SET PROBLEM:
Every line of the data must be copied exactly.

----------------

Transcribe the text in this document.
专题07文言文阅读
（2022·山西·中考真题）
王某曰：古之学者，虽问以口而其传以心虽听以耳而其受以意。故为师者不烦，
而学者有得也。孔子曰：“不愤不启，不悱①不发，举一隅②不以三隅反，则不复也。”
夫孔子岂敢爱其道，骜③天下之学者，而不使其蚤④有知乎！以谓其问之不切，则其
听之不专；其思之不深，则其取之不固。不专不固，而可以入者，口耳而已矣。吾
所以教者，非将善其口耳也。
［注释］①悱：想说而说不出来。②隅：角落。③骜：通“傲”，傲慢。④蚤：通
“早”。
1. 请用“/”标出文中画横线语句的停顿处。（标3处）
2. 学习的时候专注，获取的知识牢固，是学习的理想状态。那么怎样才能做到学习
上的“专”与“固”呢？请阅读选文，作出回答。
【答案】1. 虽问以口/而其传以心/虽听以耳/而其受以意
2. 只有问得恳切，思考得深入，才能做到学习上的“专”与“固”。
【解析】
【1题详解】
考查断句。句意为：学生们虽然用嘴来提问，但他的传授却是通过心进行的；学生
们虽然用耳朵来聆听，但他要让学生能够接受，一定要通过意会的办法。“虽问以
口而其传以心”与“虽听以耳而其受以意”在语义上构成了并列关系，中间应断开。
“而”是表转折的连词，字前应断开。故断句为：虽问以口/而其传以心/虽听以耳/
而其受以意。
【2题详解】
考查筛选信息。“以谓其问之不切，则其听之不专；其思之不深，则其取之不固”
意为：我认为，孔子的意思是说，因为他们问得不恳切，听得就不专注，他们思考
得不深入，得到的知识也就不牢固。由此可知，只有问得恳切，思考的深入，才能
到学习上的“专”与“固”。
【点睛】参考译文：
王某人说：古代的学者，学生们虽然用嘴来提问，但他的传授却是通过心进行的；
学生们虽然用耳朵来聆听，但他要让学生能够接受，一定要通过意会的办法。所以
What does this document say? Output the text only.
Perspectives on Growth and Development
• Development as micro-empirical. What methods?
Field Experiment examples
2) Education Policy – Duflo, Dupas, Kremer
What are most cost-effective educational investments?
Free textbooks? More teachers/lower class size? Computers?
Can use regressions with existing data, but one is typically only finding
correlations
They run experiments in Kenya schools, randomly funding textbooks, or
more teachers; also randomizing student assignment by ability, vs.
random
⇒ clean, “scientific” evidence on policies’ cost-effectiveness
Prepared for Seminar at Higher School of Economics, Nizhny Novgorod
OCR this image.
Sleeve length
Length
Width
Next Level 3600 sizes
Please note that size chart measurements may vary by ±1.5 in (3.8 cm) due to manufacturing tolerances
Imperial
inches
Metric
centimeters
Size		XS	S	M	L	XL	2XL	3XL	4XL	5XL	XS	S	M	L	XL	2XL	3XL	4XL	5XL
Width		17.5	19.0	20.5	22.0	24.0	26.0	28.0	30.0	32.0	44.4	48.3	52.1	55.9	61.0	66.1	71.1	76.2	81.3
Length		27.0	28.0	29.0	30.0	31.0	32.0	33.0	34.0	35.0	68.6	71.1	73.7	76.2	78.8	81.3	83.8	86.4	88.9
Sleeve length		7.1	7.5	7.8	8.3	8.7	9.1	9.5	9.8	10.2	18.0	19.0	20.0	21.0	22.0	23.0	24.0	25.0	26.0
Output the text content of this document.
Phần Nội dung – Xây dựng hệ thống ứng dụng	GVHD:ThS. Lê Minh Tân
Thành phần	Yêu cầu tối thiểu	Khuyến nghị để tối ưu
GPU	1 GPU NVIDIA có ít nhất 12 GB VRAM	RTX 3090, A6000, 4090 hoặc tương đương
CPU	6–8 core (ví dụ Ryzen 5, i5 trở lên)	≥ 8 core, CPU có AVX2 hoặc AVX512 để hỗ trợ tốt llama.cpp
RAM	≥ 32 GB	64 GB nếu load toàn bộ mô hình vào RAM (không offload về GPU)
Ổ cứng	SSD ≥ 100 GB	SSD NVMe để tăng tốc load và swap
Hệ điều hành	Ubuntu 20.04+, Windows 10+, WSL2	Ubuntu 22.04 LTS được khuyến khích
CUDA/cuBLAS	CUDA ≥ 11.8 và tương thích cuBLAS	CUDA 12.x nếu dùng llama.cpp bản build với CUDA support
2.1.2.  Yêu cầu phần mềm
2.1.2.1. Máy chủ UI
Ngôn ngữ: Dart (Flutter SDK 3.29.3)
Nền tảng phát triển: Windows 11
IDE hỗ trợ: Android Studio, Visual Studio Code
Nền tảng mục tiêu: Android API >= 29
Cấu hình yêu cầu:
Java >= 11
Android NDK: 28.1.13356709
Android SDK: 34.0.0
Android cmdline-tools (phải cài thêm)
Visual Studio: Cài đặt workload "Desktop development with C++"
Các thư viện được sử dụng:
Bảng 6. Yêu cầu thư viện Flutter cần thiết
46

----------------

REPLY:
Transcribe the text in this document.
专题07文言文阅读
（2022·山西·中考真题）
王某曰：古之学者，虽问以口而其传以心虽听以耳而其受以意。故为师者不烦，
而学者有得也。孔子曰：“不愤不启，不悱①不发，举一隅②不以三隅反，则不复也。”
夫孔子岂敢爱其道，骜③天下之学者，而不使其蚤④有知乎！以谓其问之不切，则其
听之不专；其思之不深，则其取之不固。不专不固，而可以入者，口耳而已矣。吾
所以教者，非将善其口耳也。
［注释］①悱：想说而说不出来。②隅：角落。③骜：通“傲”，傲慢。④蚤：通
“早”。
1. 请用“/”标出文中画横线语句的停顿处。（标3处）
2. 学习的时候专注，获取的知识牢固，是学习的理想状态。那么怎样才能做到学习
上的“专”与“固”呢？请阅读选文，作出回答。
【答案】1. 虽问以口/而其传以心/虽听以耳/而其受以意
2. 只有问得恳切，思考得深入，才能做到学习上的“专”与“固”。
【解析】
【1题详解】
考查断句。句意为：学生们虽然用嘴来提问，但他的传授却是通过心进行的；学生
们虽然用耳朵来聆听，但他要让学生能够接受，一定要通过意会的办法。“虽问以
口而其传以心”与“虽听以耳而其受以意”在语义上构成了并列关系，中间应断开。
“而”是表转折的连词，字前应断开。故断句为：虽问以口/而其传以心/虽听以耳/
而其受以意。
【2题详解】
考查筛选信息。“以谓其问之不切，则其听之不专；其思之不深，则其取之不固”
意为：我认为，孔子的意思是说，因为他们问得不恳切，听得就不专注，他们思考
得不深入，得到的知识也就不牢固。由此可知，只有问得恳切，思考的深入，才能
到学习上的“专”与“固”。
【点睛】参考译文：
王某人说：古代的学者，学生们虽然用嘴来提问，但他的传授却是通过心进行的；
学生们虽然用耳朵来聆听，但他要让学生能够接受，一定要通过意会的办法。所以
What does this document say? Output the text only.
Perspectives on Growth and Development
• Development as micro-empirical. What methods?
Field Experiment examples
2) Education Policy – Duflo, Dupas, Kremer
What are most cost-effective educational investments?
Free textbooks? More teachers/lower class size? Computers?
Can use regressions with existing data, but one is typically only finding
correlations
They run experiments in Kenya schools, randomly funding textbooks, or
more teachers; also randomizing student assignment by ability, vs.
random
⇒ clean, “scientific” evidence on policies’ cost-effectiveness
Prepared for Seminar at Higher School of Economics, Nizhny Novgorod
OCR this image.
Sleeve length
Length
Width
Next Level 3600 sizes
Please note that size chart measurements may vary by ±1.5 in (3.8 cm) due to manufacturing tolerances
Imperial
inches
Metric
centimeters
Size		XS	S	M	L	XL	2XL	3XL	4XL	5XL	XS	S	M	L	XL	2XL	3XL	4XL	5XL
Width		17.5	19.0	20.5	22.0	24.0	26.0	28.0	30.0	32.0	44.4	48.3	52.1	55.9	61.0	66.1	71.1	76.2	81.3
Length		27.0	28.0	29.0	30.0	31.0	32.0	33.0	34.0	35.0	68.6	71.1	73.7	76.2	78.8	81.3	83.8	86.4	88.9
Sleeve length		7.1	7.5	7.8	8.3	8.7	9.1	9.5	9.8	10.2	18.0	19.0	20.0	21.0	22.0	23.0	24.0	25.0	26.0
Output the text content of this document.
Phần Nội dung – Xây dựng hệ thống ứng dụng	GVHD:ThS. Lê Minh Tân
Thành phần	Yêu cầu tối thiểu	Khuyến nghị để tối ưu
GPU	1 GPU NVIDIA có ít nhất 12 GB VRAM	RTX 3090, A6000, 4090 hoặc tương đương
CPU	6–8 core (ví dụ Ryzen 5, i5 trở lên)	≥ 8 core, CPU có AVX2 hoặc AVX512 để hỗ trợ tốt llama.cpp
RAM	≥ 32 GB	64 GB nếu load toàn bộ mô hình vào RAM (không offload về GPU)
Ổ cứng	SSD ≥ 100 GB	SSD NVMe để tăng tốc load và swap
Hệ điều hành	Ubuntu 20.04+, Windows 10+, WSL2	Ubuntu 22.04 LTS được khuyến khích
CUDA/cuBLAS	CUDA ≥ 11.8 và tương thích cuBLAS	CUDA 12.x nếu dùng llama.cpp bản build với CUDA support
2.1.2.  Yêu cầu phần mềm
2.1.2.1. Máy chủ UI
Ngôn ngữ: Dart (Flutter SDK 3.29.3)
Nền tảng phát triển: Windows 11
IDE hỗ trợ: Android Studio, Visual Studio Code
Nền tảng mục tiêu: Android API >= 29
Cấu hình yêu cầu:
Java >= 11
Android NDK: 28.1.13356709
Android SDK: 34.0.0
Android cmdline-tools (phải cài thêm)
Visual Studio: Cài đặt workload "Desktop development with C++"
Các thư viện được sử dụng:
Bảng 6. Yêu cầu thư viện Flutter cần thiết
46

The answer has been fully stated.